Excerpted passage
Israel has successfully tested India’s supersonic long-range surface-to-air missile (LRSAM) — Barak 8. The weapon is the first LRSAM India and Israel has co-developed. 

What is Barak 8?

Barak 8 (the Hebrew word for Lightning) is an Indian-Israeli surface-to-air missile (SAM), designed to defend against any type of airborne threat including aircraft, helicopters, anti-ship missiles, and UAVs as well as cruise missiles and combat jets.

Israel Aerospace Industries describe Barak 8 as “an advanced, long-range missile defense and air defense system” with its main features being:

•    Long Range

•    Two way data link (GPS S band)

•    Active Radar Seeker Missile

•    360 degree coverage

•    Vertical Launch

•    Multiple Simultaneous Engagements


Ballistic Missile Defence (AAD)

  • Ballistic Missile Defence (BMD) is a two tired defence shield which aims to destroy enemy ballistic missiles.
  • The BMD consists of two interceptor missiles, the Prithvi Defence Vehicle (PDV) and the Advanced Area Defence (AAD) missile.
  • PDV/Pradyumna Ballistic Missile Interceptor is capable of destroying missiles at exo-atmospheric (high) altitudes of 50–80 km.
  • PDV is a two stage supersonic missile fuelled by solid motor in 1st stage and liquid fuelled in 2nd stage.
  • AAD/Ashvin Advanced Defense interceptor is capable of destroying missiles at endo-atmosphere (low) altitudes of 15-30 kilometers.
  • AAD is a single-stage supersonic solid fuelled interceptor missile.
  • The Ballistic Missile Defence shield is expected to be achieved by 2022.
  • AAD was recently successfully test-fired from a test range in Odisha.
India’s Missile Systems for UPSC  Exosphere Endosphere
India’s Missile Systems for UPSC  Ballistic Misile Defence System

Mission Shakti

Mission Shakti was undertaken to develop highly-potent Anti-satellite weapons (ASAT). It is a joint programme of the Defence Research and Development Organisation (DRDO) and the Indian Space Research Organisation (ISRO). Anti-satellite (ASAT) System is missile-based system to attack moving satellites. 

  • ASAT propels India to the coveted space-superpower league.
  • India will now have the power to decimate satellites for pure military and strategic purpose.
  • With this missile, India will have the capability to interfere with satellites or engage in direct attacks.
  • ASAT missile can be air, sea or land-based.

Why is it made to destroy Satellites?

Layout region records
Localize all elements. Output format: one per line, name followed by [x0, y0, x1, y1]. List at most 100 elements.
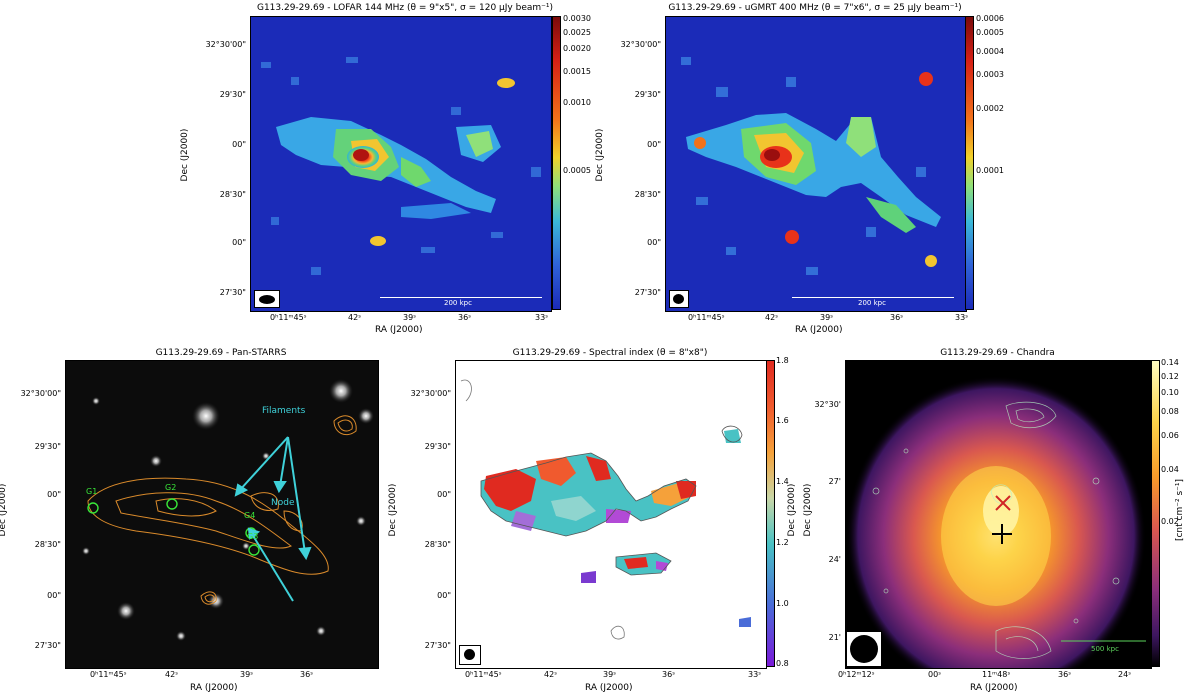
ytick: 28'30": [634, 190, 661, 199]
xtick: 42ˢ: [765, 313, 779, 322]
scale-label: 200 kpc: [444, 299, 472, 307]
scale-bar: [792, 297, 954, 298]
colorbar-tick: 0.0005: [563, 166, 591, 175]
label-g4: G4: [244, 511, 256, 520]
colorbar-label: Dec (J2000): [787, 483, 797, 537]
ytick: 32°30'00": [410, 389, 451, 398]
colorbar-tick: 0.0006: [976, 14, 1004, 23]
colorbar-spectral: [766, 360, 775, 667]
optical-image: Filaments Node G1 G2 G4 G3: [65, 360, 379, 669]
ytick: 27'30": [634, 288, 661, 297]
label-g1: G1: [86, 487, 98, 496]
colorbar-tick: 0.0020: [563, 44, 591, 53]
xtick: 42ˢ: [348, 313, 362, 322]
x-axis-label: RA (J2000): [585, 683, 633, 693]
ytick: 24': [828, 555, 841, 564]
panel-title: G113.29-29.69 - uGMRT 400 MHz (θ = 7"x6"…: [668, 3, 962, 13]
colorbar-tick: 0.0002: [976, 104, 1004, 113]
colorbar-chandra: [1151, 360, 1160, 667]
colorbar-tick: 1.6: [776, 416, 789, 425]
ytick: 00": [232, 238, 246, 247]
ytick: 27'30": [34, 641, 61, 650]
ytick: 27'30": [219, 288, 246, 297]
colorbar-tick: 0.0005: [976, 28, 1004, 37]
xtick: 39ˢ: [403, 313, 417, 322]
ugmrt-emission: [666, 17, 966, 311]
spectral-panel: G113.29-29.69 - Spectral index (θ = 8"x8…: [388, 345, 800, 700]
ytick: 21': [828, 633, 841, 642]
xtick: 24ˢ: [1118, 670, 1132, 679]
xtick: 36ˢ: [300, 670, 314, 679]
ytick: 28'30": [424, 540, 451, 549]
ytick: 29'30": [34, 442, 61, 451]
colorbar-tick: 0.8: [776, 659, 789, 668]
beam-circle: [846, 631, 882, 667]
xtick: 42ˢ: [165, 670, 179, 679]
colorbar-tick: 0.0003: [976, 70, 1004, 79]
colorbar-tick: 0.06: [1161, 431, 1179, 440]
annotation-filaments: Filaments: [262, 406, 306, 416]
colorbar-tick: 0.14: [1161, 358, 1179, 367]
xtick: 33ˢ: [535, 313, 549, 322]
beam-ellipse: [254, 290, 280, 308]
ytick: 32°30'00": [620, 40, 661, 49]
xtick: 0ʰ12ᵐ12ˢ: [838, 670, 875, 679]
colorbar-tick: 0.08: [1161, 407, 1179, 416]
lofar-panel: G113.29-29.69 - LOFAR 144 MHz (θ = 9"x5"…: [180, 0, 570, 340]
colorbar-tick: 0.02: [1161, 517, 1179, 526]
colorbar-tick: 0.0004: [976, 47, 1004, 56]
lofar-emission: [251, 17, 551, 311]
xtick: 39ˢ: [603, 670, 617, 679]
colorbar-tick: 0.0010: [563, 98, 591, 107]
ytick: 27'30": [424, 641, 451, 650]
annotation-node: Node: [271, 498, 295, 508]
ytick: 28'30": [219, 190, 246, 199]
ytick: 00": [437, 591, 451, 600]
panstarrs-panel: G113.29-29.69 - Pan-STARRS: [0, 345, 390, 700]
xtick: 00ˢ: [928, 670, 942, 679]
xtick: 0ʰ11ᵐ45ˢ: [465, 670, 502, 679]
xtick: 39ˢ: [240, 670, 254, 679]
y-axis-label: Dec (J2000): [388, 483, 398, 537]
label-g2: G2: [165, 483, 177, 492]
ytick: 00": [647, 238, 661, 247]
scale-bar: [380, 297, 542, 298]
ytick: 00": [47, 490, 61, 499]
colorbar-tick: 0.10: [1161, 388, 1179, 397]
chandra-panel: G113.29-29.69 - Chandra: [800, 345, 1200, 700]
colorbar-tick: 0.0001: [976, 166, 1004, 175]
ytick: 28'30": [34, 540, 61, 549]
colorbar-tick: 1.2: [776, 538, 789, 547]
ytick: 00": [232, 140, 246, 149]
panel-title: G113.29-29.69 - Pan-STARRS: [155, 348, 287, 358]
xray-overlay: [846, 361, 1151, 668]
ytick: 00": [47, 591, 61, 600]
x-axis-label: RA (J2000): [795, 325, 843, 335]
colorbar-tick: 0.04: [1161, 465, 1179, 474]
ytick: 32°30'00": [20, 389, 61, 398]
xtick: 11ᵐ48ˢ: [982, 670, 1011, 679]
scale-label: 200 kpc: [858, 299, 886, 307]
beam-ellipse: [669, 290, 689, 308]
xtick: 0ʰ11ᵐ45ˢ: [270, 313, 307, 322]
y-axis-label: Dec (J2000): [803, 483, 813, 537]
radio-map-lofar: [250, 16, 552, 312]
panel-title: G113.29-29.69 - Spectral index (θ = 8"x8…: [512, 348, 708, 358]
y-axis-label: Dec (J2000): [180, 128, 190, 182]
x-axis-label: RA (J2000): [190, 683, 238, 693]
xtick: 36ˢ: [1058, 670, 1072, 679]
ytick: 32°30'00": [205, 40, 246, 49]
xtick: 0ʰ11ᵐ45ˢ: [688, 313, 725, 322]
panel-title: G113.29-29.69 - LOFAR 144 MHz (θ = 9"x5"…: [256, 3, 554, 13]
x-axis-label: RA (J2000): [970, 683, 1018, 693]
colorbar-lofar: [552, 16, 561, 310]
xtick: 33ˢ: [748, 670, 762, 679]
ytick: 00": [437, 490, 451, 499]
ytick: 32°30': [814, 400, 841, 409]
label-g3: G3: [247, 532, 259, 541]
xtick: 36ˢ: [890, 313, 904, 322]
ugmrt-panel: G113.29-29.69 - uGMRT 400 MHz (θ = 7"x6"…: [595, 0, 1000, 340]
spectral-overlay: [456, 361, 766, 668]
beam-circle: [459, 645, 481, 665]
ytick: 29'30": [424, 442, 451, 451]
...
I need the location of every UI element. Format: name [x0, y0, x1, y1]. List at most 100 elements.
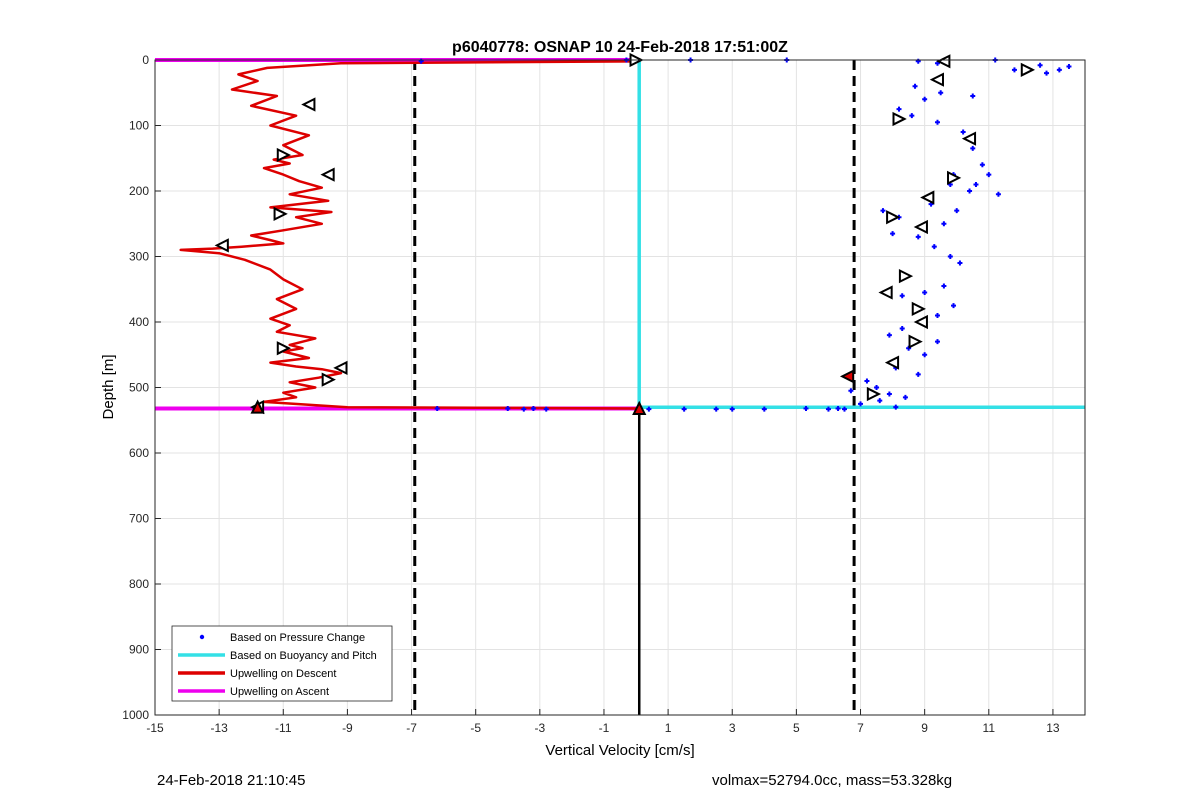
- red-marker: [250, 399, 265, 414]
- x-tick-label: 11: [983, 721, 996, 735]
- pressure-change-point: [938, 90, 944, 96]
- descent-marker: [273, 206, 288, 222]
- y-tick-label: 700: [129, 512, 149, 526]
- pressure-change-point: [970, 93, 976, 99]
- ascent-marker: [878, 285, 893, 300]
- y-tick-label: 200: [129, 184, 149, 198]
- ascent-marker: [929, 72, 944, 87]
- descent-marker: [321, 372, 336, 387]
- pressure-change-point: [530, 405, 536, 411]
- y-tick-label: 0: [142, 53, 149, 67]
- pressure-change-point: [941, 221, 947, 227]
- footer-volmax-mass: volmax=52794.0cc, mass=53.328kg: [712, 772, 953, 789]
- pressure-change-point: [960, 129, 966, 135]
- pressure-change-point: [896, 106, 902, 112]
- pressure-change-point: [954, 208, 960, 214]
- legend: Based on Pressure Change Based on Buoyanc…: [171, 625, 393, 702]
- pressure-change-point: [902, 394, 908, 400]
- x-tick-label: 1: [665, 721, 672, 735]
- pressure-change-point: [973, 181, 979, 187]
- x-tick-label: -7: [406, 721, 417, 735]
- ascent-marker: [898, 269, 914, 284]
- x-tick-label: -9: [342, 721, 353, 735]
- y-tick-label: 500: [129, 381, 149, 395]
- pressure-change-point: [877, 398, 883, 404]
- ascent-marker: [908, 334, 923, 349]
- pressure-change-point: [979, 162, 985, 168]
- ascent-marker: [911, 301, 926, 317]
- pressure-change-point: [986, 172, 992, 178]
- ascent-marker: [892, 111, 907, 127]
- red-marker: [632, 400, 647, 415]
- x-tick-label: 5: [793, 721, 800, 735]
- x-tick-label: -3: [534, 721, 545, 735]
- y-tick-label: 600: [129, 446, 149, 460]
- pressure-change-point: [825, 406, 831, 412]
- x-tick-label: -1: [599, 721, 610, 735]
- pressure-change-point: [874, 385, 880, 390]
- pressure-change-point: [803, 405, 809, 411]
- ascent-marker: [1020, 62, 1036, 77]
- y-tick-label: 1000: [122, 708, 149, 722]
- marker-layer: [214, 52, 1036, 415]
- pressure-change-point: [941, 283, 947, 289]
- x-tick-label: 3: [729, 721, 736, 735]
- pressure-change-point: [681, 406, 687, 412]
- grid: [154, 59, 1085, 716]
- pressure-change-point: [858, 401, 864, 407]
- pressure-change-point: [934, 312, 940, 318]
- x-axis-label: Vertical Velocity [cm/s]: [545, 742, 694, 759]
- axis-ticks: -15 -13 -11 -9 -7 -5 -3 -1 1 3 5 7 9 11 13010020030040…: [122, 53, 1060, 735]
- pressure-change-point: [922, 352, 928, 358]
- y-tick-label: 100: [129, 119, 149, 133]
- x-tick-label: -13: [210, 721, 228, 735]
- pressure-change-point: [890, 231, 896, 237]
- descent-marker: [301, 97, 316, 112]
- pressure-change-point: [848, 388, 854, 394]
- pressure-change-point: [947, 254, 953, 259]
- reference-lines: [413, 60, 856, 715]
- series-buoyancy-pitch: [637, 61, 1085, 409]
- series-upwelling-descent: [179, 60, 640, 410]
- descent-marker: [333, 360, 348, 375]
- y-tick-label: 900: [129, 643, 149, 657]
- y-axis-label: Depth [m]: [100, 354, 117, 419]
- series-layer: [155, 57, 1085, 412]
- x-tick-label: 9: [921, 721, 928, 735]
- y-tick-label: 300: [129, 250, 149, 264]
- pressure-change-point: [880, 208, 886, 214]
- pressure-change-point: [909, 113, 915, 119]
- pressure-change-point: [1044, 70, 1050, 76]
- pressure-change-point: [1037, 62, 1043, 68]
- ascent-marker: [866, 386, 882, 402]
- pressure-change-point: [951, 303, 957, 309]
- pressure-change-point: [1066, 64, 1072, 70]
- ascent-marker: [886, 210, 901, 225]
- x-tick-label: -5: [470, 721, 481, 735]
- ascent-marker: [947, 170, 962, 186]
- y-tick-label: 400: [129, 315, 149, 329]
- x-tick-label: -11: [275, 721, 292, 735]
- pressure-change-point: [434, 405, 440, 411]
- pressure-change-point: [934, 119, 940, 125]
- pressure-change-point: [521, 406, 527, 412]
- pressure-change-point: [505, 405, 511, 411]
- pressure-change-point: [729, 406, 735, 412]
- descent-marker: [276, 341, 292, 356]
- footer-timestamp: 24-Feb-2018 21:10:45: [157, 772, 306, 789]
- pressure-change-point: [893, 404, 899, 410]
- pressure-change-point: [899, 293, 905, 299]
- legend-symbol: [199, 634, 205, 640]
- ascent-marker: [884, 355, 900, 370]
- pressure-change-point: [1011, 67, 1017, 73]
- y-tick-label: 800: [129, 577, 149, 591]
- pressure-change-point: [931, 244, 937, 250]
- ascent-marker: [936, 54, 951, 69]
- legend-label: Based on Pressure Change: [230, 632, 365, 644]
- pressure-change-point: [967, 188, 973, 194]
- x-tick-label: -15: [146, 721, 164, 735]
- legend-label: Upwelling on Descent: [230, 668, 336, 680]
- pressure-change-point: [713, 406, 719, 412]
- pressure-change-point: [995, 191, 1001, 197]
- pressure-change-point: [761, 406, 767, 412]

Short problem 1
According to the excerpt on India's missile systems, at what altitudes can the Prithvi Defence Vehicle destroy missiles?
Short problem 2
Summarize the excerpt on India's missile systems in two sentences.
Short problem 3
Resume the excerpt on India's missile systems after its final heading, "Why is it made to destroy Satellites?"

Result 1
Exo-atmospheric (high) altitudes of 50–80 km.

Result 2
Barak 8, the first long-range surface-to-air missile co-developed by India and Israel, was successfully tested by Israel and is designed to defend against airborne threats such as aircraft, helicopters, UAVs and cruise missiles. India's Ballistic Missile Defence uses two interceptor missiles, the PDV and the AAD, to destroy enemy ballistic missiles, while Mission Shakti, a joint DRDO and ISRO programme, developed a missile-based anti-satellite system that can attack moving satellites.

Result 3
  • Satellites assume a great importance now-a days, because it is a part of critical civil and defence infrastructure of any country, manifested in the fact that a large number of crucial applications are dependent on it.
  • These include navigation systems, communication networks, broadcasting, banking systems, stock markets, weather forecasting, disaster management, land and ocean mapping and monitoring tools, and military applications.
  • Destroying a satellite would render these applications useless. It can cripple enemy infrastructure without causing any threat to human lives.
  • Outer space is also emerging as the fourth arena of warfare. Hostile state and non-state actors can therefore damage Indian space assets.
  • The ASAT capability has created some deterrence against potential hostile behaviour against Indian interests.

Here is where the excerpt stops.